ИСХОДНЫЙ ТЕКСТ:
М. Н. Ермолова (Дорошевич)

М. Н. Ермолова
автор Влас Михайлович Дорошевич
Источник: Дорошевич В. М. Старая театральная Москва. — Пг.: Петроград, 1923. — С. 72.

Прекрасная артистка!

Среди пышных цветов красноречия, которыми вас засыпают сегодня московские критики, — примите скромный букет, — скорее «пучок», — воспоминаний

— Старого москвича.

И если, беря его, вам покажется, что вы слегка, чуть-чуть укололи себе руку, — это вам только покажется!

Это не колючая проволока, на которой держатся искусственно взращённые цветы, — это свежие отрезы стеблей живых цветов.

Маргарита, это букет вашего Зибеля.

Старого Зибеля!

Пою восьмидесятые годы.

— Где вы получили образование?

— Ходил в гимназию и учился в Малом театре.

Так ответили бы сотни старых москвичей.

Малый театр:

— Второй московский университет.

И Ермолова — его «Татьяна».

Ваш бенефис.

«Именитая» Москва подносит вам браслеты, броши, какие-то сооружения из серебра, цветочные горы.

В антракте рассказывают:

— Вы знаете, фиалки выписаны прямо из Ниццы!

— Да ну?

— Целый вагон! С курьерским поездом. Приехали сегодня утром.

А там, на галерее, охрипшие от криков:

— Ермолову-у-у!!!

смотрят на это с улыбкой:

— Зачем ей всё это?

Комната на Бронной.

3 часа ночи.

Накурено.

В густом тумане десять тёмных фигур.

И говорят… Нет! —

И кричат об Ермоловой.

— Она читает только «Русские Ведомости».

— И «Русскую Мысль».

— Гольцева!

— Вы знаете, она ходит в старой, ста-арой шубе.

— Да что вы?

— Натурально.

— Как же иначе?

И ездит на извозчике.

Другие артисты в каретах, а она на извозчике!

И берёт самого плохого.

На самой плохой лошади!

Которого никто не возьмёт.

И расспрашивает его дорогой про его жизнь.

И даёт ему, вместо двугривенного, пять рублей.

— Пять рублей! Просто — помогает ему!

РАЗДЕЛ ДАННЫХ:

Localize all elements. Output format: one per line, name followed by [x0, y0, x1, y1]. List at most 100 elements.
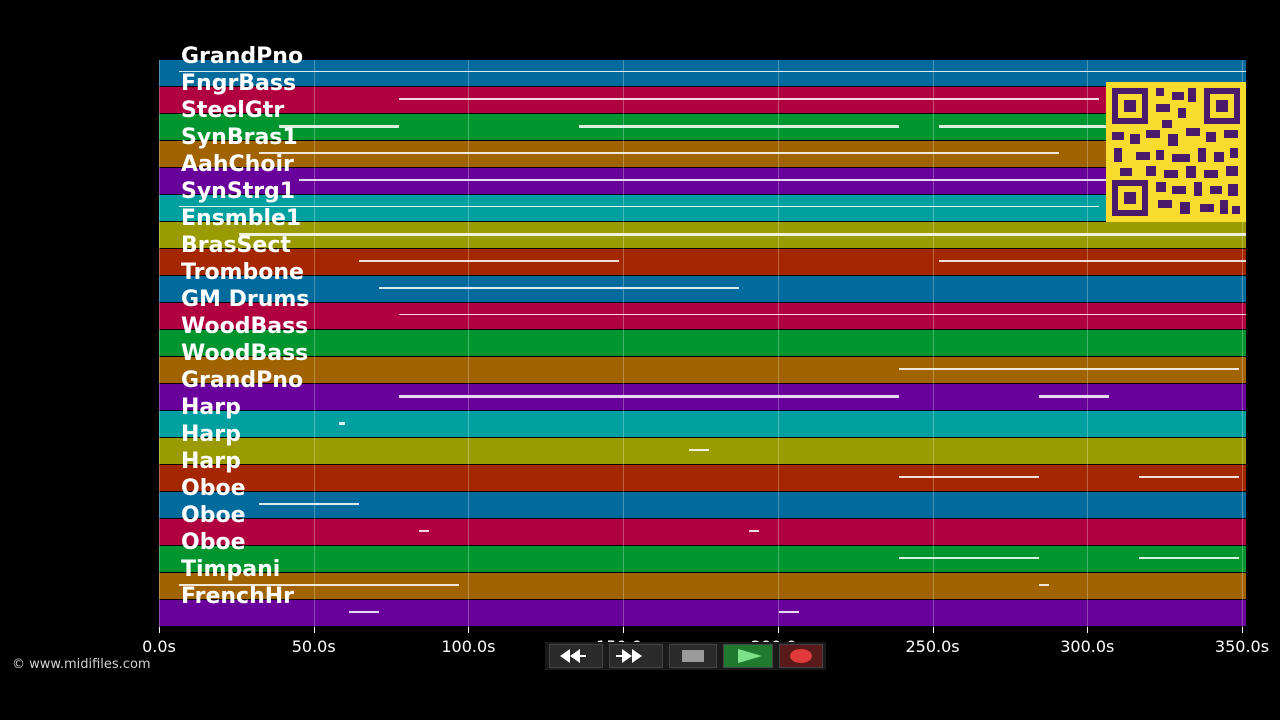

ЧТО СДЕЛАТЬ:
A: Перепишите дословно фрагмент очерка о Ермоловой, начиная со слов «Которого никто не» и заканчивая словами «Просто — помогает ему!».
B: Назовите все подношения, которые, согласно очерку о Ермоловой, «именитая» Москва преподносит артистке на её бенефисе.

РЕШЕНИЯ ЗАДАНИЙ:
A:
Которого никто не возьмёт.

И расспрашивает его дорогой про его жизнь.

И даёт ему, вместо двугривенного, пять рублей.

— Пять рублей! Просто — помогает ему!

B: Браслеты, броши, какие-то сооружения из серебра и цветочные горы.